▶ [INSTRUCTION]: Could you copy every line from the material below in which "Dissertação" appears?

(Records from a data source)
============================================================

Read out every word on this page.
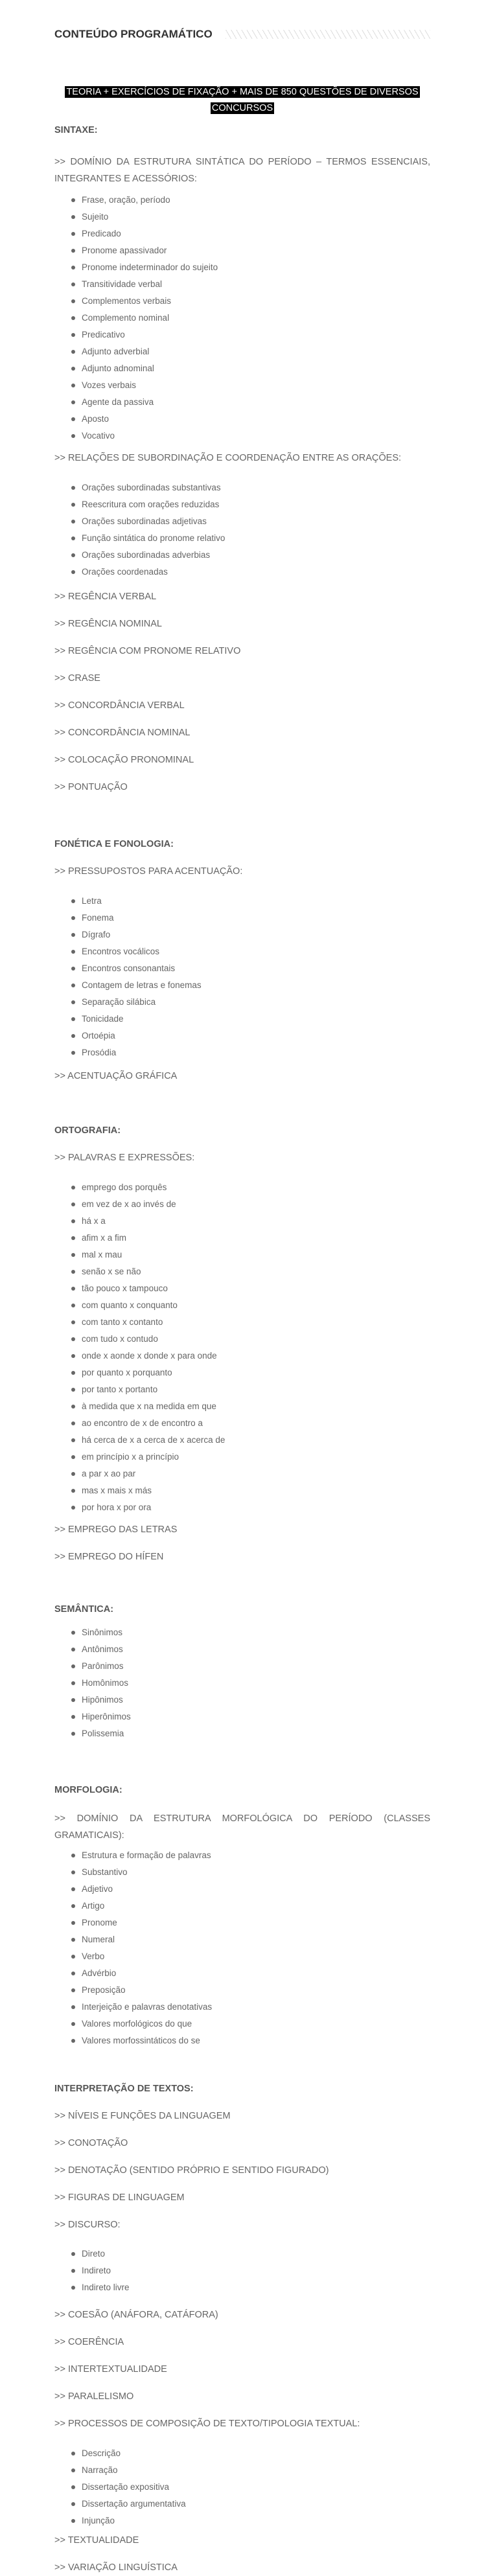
CONTEÚDO PROGRAMÁTICO
TEORIA + EXERCÍCIOS DE FIXAÇÃO + MAIS DE 850 QUESTÕES DE DIVERSOS CONCURSOS

SINTAXE:

>> DOMÍNIO DA ESTRUTURA SINTÁTICA DO PERÍODO – TERMOS ESSENCIAIS, INTEGRANTES E ACESSÓRIOS:

Frase, oração, período
Sujeito
Predicado
Pronome apassivador
Pronome indeterminador do sujeito
Transitividade verbal
Complementos verbais
Complemento nominal
Predicativo
Adjunto adverbial
Adjunto adnominal
Vozes verbais
Agente da passiva
Aposto
Vocativo

>> RELAÇÕES DE SUBORDINAÇÃO E COORDENAÇÃO ENTRE AS ORAÇÕES:

Orações subordinadas substantivas
Reescritura com orações reduzidas
Orações subordinadas adjetivas
Função sintática do pronome relativo
Orações subordinadas adverbias
Orações coordenadas

>> REGÊNCIA VERBAL

>> REGÊNCIA NOMINAL

>> REGÊNCIA COM PRONOME RELATIVO

>> CRASE

>> CONCORDÂNCIA VERBAL

>> CONCORDÂNCIA NOMINAL

>> COLOCAÇÃO PRONOMINAL

>> PONTUAÇÃO

FONÉTICA E FONOLOGIA:

>> PRESSUPOSTOS PARA ACENTUAÇÃO:

Letra
Fonema
Dígrafo
Encontros vocálicos
Encontros consonantais
Contagem de letras e fonemas
Separação silábica
Tonicidade
Ortoépia
Prosódia

>> ACENTUAÇÃO GRÁFICA

ORTOGRAFIA:

>> PALAVRAS E EXPRESSÕES:

emprego dos porquês
em vez de x ao invés de
há x a
afim x a fim
mal x mau
senão x se não
tão pouco x tampouco
com quanto x conquanto
com tanto x contanto
com tudo x contudo
onde x aonde x donde x para onde
por quanto x porquanto
por tanto x portanto
à medida que x na medida em que
ao encontro de x de encontro a
há cerca de x a cerca de x acerca de
em princípio x a princípio
a par x ao par
mas x mais x más
por hora x por ora

>> EMPREGO DAS LETRAS

>> EMPREGO DO HÍFEN

SEMÂNTICA:

Sinônimos
Antônimos
Parônimos
Homônimos
Hipônimos
Hiperônimos
Polissemia

MORFOLOGIA:

>> DOMÍNIO DA ESTRUTURA MORFOLÓGICA DO PERÍODO (CLASSES GRAMATICAIS):

Estrutura e formação de palavras
Substantivo
Adjetivo
Artigo
Pronome
Numeral
Verbo
Advérbio
Preposição
Interjeição e palavras denotativas
Valores morfológicos do que
Valores morfossintáticos do se

INTERPRETAÇÃO DE TEXTOS:

>> NÍVEIS E FUNÇÕES DA LINGUAGEM

>> CONOTAÇÃO

>> DENOTAÇÃO (SENTIDO PRÓPRIO E SENTIDO FIGURADO)

>> FIGURAS DE LINGUAGEM

>> DISCURSO:

Direto
Indireto
Indireto livre

>> COESÃO (ANÁFORA, CATÁFORA)

>> COERÊNCIA

>> INTERTEXTUALIDADE

>> PARALELISMO

>> PROCESSOS DE COMPOSIÇÃO DE TEXTO/TIPOLOGIA TEXTUAL:

Descrição
Narração
Dissertação expositiva
Dissertação argumentativa
Injunção

>> TEXTUALIDADE

>> VARIAÇÃO LINGUÍSTICA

============================================================

▶ [WRITTEN SOLUTION]:
Dissertação expositiva
Dissertação argumentativa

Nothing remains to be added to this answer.